-------- Texto proporcionado --------

Fruto de su desazón, los aliados han descuidado una de sus principales responsabilidades, y tal vez su gran meta en este momento: romper la peligrosa neutralidad de organismos multilaterales y naciones que más alla de declaraciones deberían estar ofreciendo apoyo y recursos para derrotar al tirano. Lo mismo en las neutralidades inocentes, como la que decidió la Unión Europea después de haber ofrecido interesantes señales de apoyo al gobierno legítimo de Juan Guaidó; en las morosas, como la de CPI para iniciar procesos tras recibir serias denuncias contra el sátrapa; que en aquellas intencionadas, como la que ofrece la ONU, gracias a notable intervención de la expresidente chilena Michelle Bachelet, cuyo última desaguisada decisión es visitar el país entre el 19 y el 21 de junio a fin de reunirse con los presidentes Guaidó y Maduro, incurriendo en paridad inaceptable por un organismo constituido para velar por la legalidad de los gobiernos y los derechos humanos. Y es que ni los más chavistas pueden ocultar la enorme distancia que separa la legalidad y legitimidad que ostenta el presidente interino, a su vez presidente de la Asamblea Nacional, cuyo poder emana de la difícil victoria electoral de las fuerzas opositoras en las elecciones legislativas, y el tirano Maduro, que tomó posesión de su cargo tras haber fraguado un fraude electoral tan evidente que la comunidad internacional tuvo que denunciarlo.
Las ambigüedades de la ONU y la Unión Europea, más que la arbitraria hostilidad de Rusia y China contra la oposición, han alimentado los fallidos intentos de diálogo por una salida democrática a la crisis: aquellos ingenuos, como se espera haya sido el del papa Francisco; los interesados, como el actual encabezado por el gobierno noruego, y aquellos con talante claramente pro-chavista, como los que ha buscado José Luis Rodríguez Zapatero, expresidente del gobierno español. Como ocurrió en intentos ya fracasados, estos diálogos han revestido al régimen de la legitimidad que le niegan sus conciudadanos, minando las posibilidades de avances de la oposición, toda vez que los seguidores se confunden con los signos equívocos que les ofrece ese diálogo, o simplemente renuncian a seguir ofreciendo hasta sus vidas -Juan Guaidó ha lamentado que más de 300 personas han sido asesinadas por la tiranía durante las últimas protestas- a una causa en la que sus líderes titubean y su futuro es incierto.

--------

Responde con lo que dice el texto proporcionado a estas preguntas:
1. ¿Entre qué fechas tiene previsto Michelle Bachelet visitar el país?
2. ¿Qué gobierno encabeza el actual intento de diálogo?
3. ¿Cuántas personas, según Juan Guaidó, han sido asesinadas por la tiranía durante las últimas protestas?
No es necesario consultar las líneas de datos.

-------- Conjunto de datos --------

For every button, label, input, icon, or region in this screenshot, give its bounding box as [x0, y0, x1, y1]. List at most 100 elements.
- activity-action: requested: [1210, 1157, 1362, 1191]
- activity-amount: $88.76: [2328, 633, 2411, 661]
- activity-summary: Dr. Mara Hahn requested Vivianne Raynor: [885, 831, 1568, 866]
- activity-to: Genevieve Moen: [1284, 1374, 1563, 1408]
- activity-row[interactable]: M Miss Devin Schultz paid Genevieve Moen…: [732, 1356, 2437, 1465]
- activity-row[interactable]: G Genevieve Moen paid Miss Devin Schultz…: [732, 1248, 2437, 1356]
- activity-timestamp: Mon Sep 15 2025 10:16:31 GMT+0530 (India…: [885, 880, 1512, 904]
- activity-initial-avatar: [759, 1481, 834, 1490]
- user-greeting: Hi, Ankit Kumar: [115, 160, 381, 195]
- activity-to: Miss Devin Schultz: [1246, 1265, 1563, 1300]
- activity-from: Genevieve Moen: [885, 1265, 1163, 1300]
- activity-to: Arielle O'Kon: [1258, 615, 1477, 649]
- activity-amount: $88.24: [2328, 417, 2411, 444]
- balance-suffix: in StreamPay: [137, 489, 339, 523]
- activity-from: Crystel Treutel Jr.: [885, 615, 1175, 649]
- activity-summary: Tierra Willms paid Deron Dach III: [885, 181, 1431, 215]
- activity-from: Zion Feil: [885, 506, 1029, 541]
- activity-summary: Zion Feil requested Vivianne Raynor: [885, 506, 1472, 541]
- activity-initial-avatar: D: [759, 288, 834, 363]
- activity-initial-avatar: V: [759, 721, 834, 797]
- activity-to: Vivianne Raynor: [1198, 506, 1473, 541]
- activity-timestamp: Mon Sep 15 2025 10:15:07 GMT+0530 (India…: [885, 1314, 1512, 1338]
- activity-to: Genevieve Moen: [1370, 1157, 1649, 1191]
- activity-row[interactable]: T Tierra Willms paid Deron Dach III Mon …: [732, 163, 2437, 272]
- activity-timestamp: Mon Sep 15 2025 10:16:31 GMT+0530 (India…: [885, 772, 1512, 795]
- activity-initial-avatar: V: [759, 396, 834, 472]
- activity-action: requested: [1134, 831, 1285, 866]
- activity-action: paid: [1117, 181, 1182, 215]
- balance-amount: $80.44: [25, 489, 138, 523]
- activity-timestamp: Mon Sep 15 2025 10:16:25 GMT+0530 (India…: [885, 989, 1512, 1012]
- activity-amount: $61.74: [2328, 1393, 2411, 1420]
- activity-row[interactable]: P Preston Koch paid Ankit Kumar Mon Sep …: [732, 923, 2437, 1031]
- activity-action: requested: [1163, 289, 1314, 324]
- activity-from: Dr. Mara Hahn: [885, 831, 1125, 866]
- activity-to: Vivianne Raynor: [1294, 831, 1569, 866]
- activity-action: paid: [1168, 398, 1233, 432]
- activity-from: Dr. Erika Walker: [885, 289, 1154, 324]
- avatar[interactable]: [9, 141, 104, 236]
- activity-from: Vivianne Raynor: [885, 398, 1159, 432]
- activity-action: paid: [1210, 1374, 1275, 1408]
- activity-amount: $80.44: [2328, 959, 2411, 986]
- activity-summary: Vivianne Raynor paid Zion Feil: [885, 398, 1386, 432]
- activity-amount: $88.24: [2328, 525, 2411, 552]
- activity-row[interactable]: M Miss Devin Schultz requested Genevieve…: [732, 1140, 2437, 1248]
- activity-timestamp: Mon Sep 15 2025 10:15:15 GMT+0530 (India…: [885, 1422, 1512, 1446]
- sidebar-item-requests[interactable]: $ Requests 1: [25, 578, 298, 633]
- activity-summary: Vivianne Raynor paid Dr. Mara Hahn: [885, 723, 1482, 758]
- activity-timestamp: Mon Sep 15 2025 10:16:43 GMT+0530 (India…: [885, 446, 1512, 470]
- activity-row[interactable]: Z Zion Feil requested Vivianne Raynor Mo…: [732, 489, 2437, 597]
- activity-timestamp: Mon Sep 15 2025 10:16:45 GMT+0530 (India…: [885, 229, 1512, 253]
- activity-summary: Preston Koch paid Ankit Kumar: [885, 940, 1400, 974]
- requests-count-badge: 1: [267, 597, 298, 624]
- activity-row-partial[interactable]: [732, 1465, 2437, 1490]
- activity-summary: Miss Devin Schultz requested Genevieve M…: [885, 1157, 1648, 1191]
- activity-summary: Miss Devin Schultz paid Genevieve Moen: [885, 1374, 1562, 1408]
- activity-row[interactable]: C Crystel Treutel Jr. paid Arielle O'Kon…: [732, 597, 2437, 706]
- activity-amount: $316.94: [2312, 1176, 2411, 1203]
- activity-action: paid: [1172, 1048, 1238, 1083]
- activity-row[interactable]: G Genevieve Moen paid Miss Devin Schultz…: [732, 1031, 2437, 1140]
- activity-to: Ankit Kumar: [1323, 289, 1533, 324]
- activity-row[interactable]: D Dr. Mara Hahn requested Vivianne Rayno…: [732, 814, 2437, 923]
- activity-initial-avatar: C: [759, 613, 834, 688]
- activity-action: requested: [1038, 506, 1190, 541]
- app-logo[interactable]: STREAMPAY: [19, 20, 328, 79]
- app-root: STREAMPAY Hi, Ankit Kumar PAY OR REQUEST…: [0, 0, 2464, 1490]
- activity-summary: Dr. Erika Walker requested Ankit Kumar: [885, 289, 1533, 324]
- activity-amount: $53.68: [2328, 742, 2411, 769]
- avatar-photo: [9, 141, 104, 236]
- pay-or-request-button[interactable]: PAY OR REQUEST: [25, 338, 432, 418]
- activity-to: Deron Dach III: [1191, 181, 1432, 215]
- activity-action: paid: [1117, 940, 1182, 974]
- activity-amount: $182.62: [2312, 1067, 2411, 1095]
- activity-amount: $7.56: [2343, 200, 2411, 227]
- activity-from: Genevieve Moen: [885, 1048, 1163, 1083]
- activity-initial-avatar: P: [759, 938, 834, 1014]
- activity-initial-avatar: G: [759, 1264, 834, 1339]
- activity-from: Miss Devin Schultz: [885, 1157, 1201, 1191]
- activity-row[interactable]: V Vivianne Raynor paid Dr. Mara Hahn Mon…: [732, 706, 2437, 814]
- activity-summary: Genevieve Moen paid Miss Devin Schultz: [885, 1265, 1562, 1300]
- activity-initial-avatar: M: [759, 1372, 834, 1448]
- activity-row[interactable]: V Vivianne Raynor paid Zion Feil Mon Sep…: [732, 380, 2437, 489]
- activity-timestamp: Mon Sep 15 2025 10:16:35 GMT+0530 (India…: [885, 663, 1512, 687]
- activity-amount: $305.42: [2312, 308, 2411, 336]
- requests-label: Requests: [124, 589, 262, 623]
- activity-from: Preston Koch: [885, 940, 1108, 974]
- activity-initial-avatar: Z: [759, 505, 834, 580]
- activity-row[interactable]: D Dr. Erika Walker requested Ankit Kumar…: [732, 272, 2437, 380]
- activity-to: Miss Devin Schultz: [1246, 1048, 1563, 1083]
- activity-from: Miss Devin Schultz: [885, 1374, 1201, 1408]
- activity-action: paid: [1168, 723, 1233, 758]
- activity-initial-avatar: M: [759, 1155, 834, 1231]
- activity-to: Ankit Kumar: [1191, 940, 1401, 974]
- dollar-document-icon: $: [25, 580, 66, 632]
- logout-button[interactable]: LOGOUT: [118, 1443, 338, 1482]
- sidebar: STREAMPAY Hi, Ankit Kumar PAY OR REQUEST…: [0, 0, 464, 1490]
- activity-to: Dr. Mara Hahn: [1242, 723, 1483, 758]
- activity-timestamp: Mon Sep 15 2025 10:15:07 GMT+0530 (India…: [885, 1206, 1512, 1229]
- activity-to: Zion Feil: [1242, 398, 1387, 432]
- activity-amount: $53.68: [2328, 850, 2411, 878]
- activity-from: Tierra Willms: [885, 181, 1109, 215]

--------

**Tarea resuelta**
1. Entre el 19 y el 21 de junio.
2. El gobierno noruego.
3. Más de 300 personas.